===== 抽出テキスト

今日のことあれこれと・・・

記念日や行事・歴史・人物など気の向くままに書いているだけですので、内容についての批難、中傷だけはご容赦ください。

ロカビリーの日

2005-02-08 | 記念日
今日(2月8日)は「ロカビリーの日」。
1958(昭和33)年、有楽町の日劇(現、有楽町マリオン)でウェスタンカーニバルが開かれた。このコンサートは、全国の若者を熱狂させ、以後「ロカビリー旋風」を巻き起こした。
敗戦後、日本は、明治以来第二の「文明開化」を迎えたといえる。
中でも、アメリカは最大のモデルとなり、政治、社会、文化のあらゆる面で、日本人はアメリカを模倣した。1946(昭和21)年6月から週間朝日に、1949(昭和24)年には朝日新聞で連載された漫画「ブロンディー」など、そこに描かれたアメリカの豊かな家庭と明るい、民主的な過程のあり方は戦後の家庭の手本となって、恋愛、結婚、家庭のあり方まですべてを含めてアメリカ的な生活様式を取り入れていった。
音楽の面では、戦後、ジャズやウエスタン、マンボなどさまざまなアメリン音楽があふれ出し、若い世代をの心を惹きつけていたが、そのような世相の中で、ジャズ喫茶といわれるものが蘇生した。当時の音楽界の主流は、春日八郎や三橋美智也、石原裕次郎や歌謡界の女王美空ひばりたちであった。
こうした既成の枠から外れた若い歌手たちが、ジャズ喫茶でロカビリーを歌っていた。ロカビリーは、ロックンロールにヒルビリー(カントリー&ウェスタンをよりビートを強調したもの)をミックスした新しい音楽で、その新しい音楽と歌い手を一部の若いファンが熱狂的に愛していた。戦後流行ったジャズは下火になっており、次の若者の音楽は、これだと目をつけ、仕掛けたのが、後にマダム・ロカビリーと呼ばれる渡辺 美佐(現渡辺プロダクション会長)である。彼女は、「ACB」「テネシー」」といったジャズ喫茶で歌っていた歌手を集めて、1958(昭和33)年2月、東京・有楽町の日劇で「ウエスタン・カーニバル」を開いた。(ウエスタン・カーニバルと言っても、中身は殆どロカビリー・ロックンロール)これが、予想もしない大盛況。余りの熱狂で舞台に駆け上がり失神する女性まで現れたほどであった。この興行には1週間で4万5000人の若者が集まったという。

==========

作業一覧:
1) ロカビリーの日の文章によると、1958年の「ウエスタン・カーニバル」には1週間で何人の若者が集まったとされていますか。
2) ロカビリーの日の文章のうち、「1958(昭和33)年、有楽」から「女王美空ひばりたちであった。」までを一字一句変えずに書き出してください。
これ以降の行を参照する必要はありません。

===== 抜粋データ

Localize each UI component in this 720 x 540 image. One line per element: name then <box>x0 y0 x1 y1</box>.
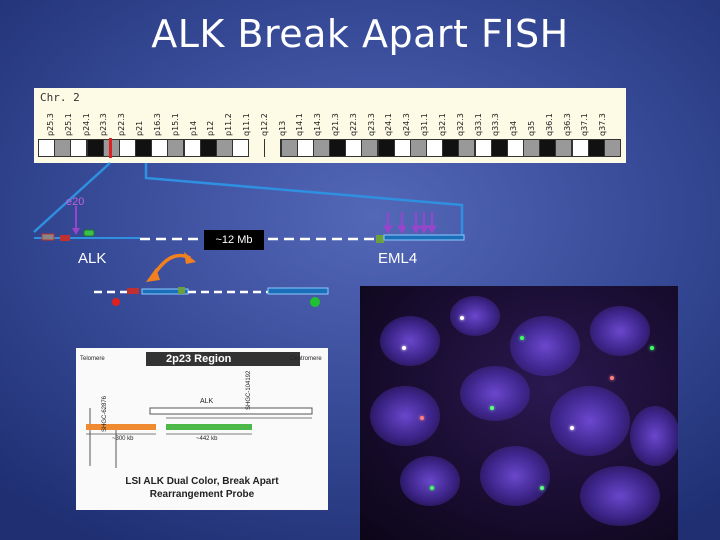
alk-label: ALK <box>78 250 107 267</box>
fish-signal-dot <box>490 406 494 410</box>
probe-diagram-panel: 2p23 Region Telomere Centromere SHGC-628… <box>76 348 328 510</box>
region-header-bar <box>146 352 300 366</box>
eml4-gene-bar <box>383 234 465 241</box>
eml4-junction <box>376 235 384 243</box>
cell-nucleus <box>550 386 630 456</box>
exon-arrowhead <box>72 228 80 235</box>
exon-label: e20 <box>66 196 85 208</box>
cell-nucleus <box>510 316 580 376</box>
cell-nucleus <box>400 456 460 506</box>
cell-nucleus <box>630 406 678 466</box>
cell-nucleus <box>480 446 550 506</box>
centromere-label: Centromere <box>290 356 322 362</box>
eml4-label: EML4 <box>378 250 418 267</box>
fish-signal-dot <box>610 376 614 380</box>
cell-nucleus <box>580 466 660 526</box>
region-title: 2p23 Region <box>166 353 232 365</box>
fish-signal-dot <box>540 486 544 490</box>
alk-probe-green <box>83 229 95 237</box>
cell-nucleus <box>380 316 440 366</box>
fish-signal-dot <box>430 486 434 490</box>
telomere-label: Telomere <box>80 356 105 362</box>
cell-nucleus <box>590 306 650 356</box>
fish-signal-dot <box>520 336 524 340</box>
marker-right: SHGC-104192 <box>246 370 252 410</box>
fused-eml4-bar-2 <box>267 287 329 295</box>
probe-gene-bar <box>149 407 313 415</box>
fish-signal-dot <box>570 426 574 430</box>
fish-signal-dot <box>650 346 654 350</box>
alk-exon-block <box>41 233 55 241</box>
chromosome-label: Chr. 2 <box>40 91 80 104</box>
cell-nucleus <box>370 386 440 446</box>
red-signal-dot <box>112 298 120 306</box>
marker-left: SHGC-62876 <box>102 395 108 432</box>
distance-label: ~12 Mb <box>204 230 264 250</box>
alk-breakpoint-red <box>60 235 70 241</box>
fused-red <box>127 288 139 294</box>
green-probe-bar <box>166 424 252 430</box>
right-size-label: ~442 kb <box>196 436 218 442</box>
slide-title: ALK Break Apart FISH <box>151 12 569 56</box>
probe-footer-line2: Rearrangement Probe <box>149 489 255 500</box>
probe-footer-line1: LSI ALK Dual Color, Break Apart <box>125 476 279 487</box>
cell-nucleus <box>450 296 500 336</box>
eml4-exon-arrows <box>383 212 437 235</box>
left-size-label: ~300 kb <box>112 436 134 442</box>
alk-locus-marker <box>109 138 112 158</box>
orange-probe-bar <box>86 424 156 430</box>
gene-label: ALK <box>200 398 214 405</box>
chromosome-band <box>603 139 621 157</box>
fish-signal-dot <box>420 416 424 420</box>
cell-nucleus <box>460 366 530 421</box>
fish-microscopy-image <box>360 286 678 540</box>
zoom-line-left <box>33 162 111 233</box>
fish-signal-dot <box>402 346 406 350</box>
fish-signal-dot <box>460 316 464 320</box>
zoom-line-right <box>144 163 464 236</box>
green-signal-dot <box>310 297 320 307</box>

==========

解答一覧:
1) 4万5000人です。

2)
1958(昭和33)年、有楽町の日劇(現、有楽町マリオン)でウェスタンカーニバルが開かれた。このコンサートは、全国の若者を熱狂させ、以後「ロカビリー旋風」を巻き起こした。
敗戦後、日本は、明治以来第二の「文明開化」を迎えたといえる。
中でも、アメリカは最大のモデルとなり、政治、社会、文化のあらゆる面で、日本人はアメリカを模倣した。1946(昭和21)年6月から週間朝日に、1949(昭和24)年には朝日新聞で連載された漫画「ブロンディー」など、そこに描かれたアメリカの豊かな家庭と明るい、民主的な過程のあり方は戦後の家庭の手本となって、恋愛、結婚、家庭のあり方まですべてを含めてアメリカ的な生活様式を取り入れていった。
音楽の面では、戦後、ジャズやウエスタン、マンボなどさまざまなアメリン音楽があふれ出し、若い世代をの心を惹きつけていたが、そのような世相の中で、ジャズ喫茶といわれるものが蘇生した。当時の音楽界の主流は、春日八郎や三橋美智也、石原裕次郎や歌謡界の女王美空ひばりたちであった。